[start of Record excerpts]
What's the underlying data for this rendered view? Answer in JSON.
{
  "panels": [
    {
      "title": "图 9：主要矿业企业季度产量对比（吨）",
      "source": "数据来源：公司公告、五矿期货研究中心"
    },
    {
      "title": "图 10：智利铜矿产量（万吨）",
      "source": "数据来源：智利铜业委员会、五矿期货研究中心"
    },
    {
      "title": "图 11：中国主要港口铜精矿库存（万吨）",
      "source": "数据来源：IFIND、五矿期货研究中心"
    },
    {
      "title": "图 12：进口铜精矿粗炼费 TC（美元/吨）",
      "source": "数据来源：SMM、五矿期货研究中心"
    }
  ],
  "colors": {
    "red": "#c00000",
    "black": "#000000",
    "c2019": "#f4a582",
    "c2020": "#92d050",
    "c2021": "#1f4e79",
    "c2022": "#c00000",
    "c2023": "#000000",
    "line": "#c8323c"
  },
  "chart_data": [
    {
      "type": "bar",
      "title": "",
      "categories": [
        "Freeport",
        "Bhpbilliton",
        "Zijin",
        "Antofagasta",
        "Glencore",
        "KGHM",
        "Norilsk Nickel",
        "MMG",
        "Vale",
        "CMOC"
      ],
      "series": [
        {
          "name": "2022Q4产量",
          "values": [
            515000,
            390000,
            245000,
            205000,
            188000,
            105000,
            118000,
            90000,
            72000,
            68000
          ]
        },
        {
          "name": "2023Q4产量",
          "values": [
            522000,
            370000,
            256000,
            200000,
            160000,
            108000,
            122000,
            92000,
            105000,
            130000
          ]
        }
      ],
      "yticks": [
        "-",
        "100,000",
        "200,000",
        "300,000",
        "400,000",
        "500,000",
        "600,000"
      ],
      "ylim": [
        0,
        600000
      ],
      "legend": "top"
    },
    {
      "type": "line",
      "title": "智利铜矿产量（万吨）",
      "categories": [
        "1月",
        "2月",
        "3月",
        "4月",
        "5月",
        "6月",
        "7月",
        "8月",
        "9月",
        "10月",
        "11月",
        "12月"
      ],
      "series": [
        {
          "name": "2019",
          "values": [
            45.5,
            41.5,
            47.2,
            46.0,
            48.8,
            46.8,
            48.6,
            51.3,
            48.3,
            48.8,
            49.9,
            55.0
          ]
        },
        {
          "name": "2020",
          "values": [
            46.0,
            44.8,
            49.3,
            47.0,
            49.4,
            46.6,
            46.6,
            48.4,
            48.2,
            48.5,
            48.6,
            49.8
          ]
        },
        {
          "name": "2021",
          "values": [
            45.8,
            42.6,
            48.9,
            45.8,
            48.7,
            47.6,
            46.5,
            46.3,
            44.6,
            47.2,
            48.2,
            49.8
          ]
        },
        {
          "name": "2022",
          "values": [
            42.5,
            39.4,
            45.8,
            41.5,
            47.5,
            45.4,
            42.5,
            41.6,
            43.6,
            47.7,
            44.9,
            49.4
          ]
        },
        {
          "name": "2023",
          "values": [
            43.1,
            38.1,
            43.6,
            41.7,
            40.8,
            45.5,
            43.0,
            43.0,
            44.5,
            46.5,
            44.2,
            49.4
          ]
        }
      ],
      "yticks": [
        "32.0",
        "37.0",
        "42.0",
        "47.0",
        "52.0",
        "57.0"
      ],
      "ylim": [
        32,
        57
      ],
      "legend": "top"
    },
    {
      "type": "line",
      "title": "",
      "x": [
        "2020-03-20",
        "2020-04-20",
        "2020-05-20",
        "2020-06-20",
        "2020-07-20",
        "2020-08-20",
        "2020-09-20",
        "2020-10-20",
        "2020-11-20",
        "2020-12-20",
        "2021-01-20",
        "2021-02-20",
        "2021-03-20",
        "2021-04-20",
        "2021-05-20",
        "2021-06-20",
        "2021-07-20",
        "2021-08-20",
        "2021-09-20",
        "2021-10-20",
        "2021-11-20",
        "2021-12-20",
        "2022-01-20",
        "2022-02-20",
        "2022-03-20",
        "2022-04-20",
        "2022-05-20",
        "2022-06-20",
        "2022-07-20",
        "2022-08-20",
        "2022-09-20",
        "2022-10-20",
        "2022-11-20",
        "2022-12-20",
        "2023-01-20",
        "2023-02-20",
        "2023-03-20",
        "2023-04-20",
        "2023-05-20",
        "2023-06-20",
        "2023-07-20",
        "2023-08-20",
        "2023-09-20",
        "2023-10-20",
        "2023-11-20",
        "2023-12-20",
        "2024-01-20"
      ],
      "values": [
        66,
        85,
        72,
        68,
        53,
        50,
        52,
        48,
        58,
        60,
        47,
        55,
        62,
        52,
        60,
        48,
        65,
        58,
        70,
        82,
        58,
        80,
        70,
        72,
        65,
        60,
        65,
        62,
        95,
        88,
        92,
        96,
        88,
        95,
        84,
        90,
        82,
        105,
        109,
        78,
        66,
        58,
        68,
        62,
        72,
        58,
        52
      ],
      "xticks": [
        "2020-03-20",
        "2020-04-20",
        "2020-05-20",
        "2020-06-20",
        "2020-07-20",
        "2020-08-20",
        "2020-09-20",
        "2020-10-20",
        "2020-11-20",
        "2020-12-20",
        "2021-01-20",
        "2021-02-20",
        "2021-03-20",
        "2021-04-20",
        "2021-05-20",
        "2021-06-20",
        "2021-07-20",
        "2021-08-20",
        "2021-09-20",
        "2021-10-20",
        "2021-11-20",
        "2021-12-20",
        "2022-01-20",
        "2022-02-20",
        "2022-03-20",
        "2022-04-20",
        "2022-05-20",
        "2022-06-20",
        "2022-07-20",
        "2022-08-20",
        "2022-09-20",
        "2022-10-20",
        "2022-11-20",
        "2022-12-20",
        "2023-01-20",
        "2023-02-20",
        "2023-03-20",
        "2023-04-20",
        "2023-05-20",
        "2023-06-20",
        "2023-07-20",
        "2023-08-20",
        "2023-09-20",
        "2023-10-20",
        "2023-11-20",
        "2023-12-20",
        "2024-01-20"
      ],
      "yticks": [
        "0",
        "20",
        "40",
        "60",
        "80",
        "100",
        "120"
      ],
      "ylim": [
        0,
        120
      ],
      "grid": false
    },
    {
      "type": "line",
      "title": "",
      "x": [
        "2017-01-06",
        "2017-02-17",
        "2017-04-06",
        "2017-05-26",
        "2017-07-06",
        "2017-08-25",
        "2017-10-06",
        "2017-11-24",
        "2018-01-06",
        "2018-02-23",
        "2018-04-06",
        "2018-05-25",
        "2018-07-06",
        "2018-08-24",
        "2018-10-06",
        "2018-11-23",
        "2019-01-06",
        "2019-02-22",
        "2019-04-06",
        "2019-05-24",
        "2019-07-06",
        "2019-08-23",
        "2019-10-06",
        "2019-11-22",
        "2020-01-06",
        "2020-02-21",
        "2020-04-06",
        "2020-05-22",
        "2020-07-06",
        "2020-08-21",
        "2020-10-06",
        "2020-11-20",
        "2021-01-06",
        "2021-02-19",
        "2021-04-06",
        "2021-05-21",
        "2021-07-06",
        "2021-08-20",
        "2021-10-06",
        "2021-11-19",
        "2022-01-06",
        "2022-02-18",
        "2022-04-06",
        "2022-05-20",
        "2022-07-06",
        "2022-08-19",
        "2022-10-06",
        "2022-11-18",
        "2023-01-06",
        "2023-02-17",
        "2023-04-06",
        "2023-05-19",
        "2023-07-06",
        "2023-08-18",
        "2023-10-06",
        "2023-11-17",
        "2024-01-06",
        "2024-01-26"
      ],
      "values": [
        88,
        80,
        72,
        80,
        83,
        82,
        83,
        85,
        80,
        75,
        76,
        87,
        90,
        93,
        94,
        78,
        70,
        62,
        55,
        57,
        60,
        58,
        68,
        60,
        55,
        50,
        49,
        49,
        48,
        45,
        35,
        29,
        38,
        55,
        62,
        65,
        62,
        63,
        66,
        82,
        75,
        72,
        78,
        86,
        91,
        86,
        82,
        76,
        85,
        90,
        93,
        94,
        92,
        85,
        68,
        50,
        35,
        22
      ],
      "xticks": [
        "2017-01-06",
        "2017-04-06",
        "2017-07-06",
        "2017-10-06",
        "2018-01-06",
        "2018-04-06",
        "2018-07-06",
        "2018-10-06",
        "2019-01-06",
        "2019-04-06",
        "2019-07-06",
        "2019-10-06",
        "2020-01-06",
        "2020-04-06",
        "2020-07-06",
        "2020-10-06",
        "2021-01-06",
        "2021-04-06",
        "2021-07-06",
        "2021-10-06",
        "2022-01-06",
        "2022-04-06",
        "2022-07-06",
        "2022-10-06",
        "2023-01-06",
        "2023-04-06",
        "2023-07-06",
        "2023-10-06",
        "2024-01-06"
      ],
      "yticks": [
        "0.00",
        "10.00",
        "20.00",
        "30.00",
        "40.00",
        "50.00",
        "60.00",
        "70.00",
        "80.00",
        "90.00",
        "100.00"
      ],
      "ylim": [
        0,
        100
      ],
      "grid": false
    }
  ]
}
[end of Record excerpts]
● Required task: Copy each line of the preceding data that contains the string "name".

● Expected output:
          "name": "2022Q4产量",
          "name": "2023Q4产量",
          "name": "2019",
          "name": "2020",
          "name": "2021",
          "name": "2022",
          "name": "2023",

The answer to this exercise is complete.